▸ Stored data:
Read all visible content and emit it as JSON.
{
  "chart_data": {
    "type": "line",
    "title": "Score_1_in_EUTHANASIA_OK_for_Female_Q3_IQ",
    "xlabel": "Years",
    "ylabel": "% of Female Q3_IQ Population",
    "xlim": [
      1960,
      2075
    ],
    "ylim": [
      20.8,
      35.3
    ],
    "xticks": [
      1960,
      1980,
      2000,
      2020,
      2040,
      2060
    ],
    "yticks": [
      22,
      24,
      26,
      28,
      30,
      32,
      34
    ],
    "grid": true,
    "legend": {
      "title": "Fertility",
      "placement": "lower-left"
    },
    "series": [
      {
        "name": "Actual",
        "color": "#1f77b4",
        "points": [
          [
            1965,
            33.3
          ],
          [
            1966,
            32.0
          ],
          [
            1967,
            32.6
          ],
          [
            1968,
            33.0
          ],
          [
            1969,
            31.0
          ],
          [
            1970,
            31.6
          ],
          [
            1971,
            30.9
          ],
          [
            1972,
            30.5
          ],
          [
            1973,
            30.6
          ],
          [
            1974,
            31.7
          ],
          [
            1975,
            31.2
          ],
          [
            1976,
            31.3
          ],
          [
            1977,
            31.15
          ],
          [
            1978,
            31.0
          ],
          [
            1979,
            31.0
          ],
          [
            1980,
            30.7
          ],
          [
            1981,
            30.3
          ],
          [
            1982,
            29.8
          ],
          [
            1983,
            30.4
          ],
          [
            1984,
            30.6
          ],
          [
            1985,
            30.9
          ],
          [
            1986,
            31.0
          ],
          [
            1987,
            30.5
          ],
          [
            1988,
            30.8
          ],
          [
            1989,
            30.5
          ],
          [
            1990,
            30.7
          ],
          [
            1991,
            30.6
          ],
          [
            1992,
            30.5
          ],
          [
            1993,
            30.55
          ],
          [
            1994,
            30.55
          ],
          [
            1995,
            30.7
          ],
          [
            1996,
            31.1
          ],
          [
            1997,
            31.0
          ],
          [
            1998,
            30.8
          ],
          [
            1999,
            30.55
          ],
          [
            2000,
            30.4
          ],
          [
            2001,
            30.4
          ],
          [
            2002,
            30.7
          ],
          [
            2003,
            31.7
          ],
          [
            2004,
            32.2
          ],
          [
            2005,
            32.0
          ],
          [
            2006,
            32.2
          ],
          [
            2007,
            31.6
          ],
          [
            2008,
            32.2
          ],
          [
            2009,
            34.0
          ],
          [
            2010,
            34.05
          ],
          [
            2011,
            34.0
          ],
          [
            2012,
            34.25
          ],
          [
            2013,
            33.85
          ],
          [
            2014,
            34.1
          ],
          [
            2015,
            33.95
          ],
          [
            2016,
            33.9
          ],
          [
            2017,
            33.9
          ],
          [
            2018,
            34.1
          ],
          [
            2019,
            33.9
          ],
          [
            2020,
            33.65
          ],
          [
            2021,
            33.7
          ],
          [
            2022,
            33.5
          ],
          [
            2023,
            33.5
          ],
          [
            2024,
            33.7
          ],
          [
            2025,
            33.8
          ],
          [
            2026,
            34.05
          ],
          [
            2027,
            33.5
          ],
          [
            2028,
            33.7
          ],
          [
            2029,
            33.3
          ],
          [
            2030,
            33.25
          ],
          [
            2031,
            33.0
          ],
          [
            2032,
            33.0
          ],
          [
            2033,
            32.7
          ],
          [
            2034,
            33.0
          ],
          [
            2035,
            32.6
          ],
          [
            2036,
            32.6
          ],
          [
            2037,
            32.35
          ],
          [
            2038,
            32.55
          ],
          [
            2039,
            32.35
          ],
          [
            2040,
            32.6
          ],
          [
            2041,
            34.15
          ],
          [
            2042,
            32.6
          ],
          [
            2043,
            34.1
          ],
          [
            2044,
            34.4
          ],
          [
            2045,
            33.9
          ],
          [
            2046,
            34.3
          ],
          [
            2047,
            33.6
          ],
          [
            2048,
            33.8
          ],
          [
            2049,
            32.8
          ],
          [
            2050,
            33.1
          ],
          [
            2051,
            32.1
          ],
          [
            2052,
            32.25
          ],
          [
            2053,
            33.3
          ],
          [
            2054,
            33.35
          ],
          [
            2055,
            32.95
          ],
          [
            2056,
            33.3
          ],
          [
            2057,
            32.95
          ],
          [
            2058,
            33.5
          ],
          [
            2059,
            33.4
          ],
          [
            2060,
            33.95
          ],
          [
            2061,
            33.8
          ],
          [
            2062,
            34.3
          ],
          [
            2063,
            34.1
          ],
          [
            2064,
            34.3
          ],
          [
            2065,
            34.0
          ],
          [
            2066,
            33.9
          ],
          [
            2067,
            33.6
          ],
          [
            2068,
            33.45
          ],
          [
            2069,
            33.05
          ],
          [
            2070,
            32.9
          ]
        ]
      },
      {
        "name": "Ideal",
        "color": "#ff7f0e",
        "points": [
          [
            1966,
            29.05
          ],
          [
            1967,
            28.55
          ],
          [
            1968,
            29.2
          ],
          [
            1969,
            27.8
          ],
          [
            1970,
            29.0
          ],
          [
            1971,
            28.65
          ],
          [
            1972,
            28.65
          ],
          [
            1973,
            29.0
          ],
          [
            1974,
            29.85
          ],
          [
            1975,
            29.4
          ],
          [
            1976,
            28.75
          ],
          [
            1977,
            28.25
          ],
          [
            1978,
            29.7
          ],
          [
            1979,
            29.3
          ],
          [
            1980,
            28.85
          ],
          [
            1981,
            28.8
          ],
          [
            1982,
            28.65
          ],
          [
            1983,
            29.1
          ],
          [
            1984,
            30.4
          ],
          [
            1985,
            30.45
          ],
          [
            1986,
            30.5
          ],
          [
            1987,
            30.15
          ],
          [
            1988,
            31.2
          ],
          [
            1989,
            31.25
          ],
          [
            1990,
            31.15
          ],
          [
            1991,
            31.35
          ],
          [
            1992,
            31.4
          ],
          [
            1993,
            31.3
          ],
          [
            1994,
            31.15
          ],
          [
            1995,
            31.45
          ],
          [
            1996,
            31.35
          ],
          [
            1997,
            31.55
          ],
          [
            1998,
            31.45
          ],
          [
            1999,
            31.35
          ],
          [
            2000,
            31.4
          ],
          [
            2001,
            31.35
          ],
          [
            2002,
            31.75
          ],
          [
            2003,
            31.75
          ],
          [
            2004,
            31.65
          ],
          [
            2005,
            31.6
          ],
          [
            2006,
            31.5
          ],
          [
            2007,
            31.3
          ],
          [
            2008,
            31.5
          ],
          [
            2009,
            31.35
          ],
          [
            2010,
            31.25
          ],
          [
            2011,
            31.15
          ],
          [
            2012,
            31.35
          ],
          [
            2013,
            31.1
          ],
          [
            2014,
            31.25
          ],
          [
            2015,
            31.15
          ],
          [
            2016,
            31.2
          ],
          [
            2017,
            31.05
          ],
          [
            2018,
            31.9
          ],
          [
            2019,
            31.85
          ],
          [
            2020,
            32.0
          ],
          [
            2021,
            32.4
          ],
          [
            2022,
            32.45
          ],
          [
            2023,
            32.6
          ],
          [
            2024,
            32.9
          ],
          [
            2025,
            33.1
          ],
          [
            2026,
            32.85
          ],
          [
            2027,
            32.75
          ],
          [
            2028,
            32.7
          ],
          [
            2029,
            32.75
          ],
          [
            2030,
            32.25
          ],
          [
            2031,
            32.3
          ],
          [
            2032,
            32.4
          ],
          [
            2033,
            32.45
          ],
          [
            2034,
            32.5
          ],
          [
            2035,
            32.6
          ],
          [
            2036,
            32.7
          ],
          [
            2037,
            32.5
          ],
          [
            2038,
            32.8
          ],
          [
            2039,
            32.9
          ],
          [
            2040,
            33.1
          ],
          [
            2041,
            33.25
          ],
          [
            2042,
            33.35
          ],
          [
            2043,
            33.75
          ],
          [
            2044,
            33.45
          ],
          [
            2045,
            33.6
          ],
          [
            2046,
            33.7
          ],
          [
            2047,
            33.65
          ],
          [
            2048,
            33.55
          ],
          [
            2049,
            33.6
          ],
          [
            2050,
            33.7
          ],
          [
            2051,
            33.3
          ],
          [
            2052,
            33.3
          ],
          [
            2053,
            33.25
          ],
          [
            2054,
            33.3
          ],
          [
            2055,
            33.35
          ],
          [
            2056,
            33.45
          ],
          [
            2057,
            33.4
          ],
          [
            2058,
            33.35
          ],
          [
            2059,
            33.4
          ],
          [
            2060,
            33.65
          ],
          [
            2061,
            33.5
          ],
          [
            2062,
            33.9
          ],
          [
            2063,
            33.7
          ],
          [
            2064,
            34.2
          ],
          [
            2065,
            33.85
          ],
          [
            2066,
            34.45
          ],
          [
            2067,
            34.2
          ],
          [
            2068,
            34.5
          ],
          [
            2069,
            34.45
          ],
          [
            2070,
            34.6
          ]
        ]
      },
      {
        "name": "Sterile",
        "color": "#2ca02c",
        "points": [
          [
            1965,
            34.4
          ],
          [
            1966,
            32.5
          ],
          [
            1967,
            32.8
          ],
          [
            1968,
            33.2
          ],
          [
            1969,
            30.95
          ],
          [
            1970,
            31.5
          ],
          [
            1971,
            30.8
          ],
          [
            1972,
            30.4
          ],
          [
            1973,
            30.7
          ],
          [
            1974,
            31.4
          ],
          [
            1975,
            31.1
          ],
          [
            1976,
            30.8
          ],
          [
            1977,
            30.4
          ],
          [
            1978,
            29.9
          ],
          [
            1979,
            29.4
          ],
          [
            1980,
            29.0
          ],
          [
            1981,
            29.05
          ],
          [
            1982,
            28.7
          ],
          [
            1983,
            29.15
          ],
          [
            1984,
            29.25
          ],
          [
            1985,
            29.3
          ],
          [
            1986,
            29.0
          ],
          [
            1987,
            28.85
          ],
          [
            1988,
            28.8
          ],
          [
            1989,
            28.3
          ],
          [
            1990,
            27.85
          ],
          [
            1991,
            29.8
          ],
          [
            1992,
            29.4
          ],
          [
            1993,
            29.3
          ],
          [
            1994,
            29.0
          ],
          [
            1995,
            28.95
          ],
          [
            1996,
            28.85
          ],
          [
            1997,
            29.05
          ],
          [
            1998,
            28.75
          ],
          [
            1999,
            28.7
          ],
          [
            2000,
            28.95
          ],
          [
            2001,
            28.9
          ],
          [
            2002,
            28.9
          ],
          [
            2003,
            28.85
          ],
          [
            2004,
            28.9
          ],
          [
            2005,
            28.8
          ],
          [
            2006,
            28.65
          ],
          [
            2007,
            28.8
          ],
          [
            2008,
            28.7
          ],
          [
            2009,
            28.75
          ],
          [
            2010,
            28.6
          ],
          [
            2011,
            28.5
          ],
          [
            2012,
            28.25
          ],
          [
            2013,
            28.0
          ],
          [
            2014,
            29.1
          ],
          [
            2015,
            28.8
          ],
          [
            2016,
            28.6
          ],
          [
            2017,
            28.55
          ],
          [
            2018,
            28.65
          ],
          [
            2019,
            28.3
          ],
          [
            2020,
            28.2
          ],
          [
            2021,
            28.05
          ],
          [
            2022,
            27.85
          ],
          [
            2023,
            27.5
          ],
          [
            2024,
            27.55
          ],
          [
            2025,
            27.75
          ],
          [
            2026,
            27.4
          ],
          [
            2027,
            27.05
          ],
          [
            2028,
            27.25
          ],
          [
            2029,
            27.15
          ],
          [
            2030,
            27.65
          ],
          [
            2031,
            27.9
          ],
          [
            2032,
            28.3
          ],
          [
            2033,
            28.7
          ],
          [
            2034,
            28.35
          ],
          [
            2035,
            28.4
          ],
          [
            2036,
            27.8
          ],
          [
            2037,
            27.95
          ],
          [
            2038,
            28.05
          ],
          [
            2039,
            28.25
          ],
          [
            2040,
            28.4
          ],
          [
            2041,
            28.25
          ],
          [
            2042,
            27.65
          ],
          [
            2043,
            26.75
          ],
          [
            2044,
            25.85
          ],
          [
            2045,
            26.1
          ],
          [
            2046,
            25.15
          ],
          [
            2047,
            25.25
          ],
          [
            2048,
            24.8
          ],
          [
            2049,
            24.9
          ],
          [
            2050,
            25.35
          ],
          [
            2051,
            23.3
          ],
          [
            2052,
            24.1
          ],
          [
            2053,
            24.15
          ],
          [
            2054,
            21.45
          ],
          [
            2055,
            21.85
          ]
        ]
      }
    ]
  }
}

▸ What this task involves: Only the number is wanted: how many lines in the preceding entries hold the string "title"?

▸ Result of this task: 2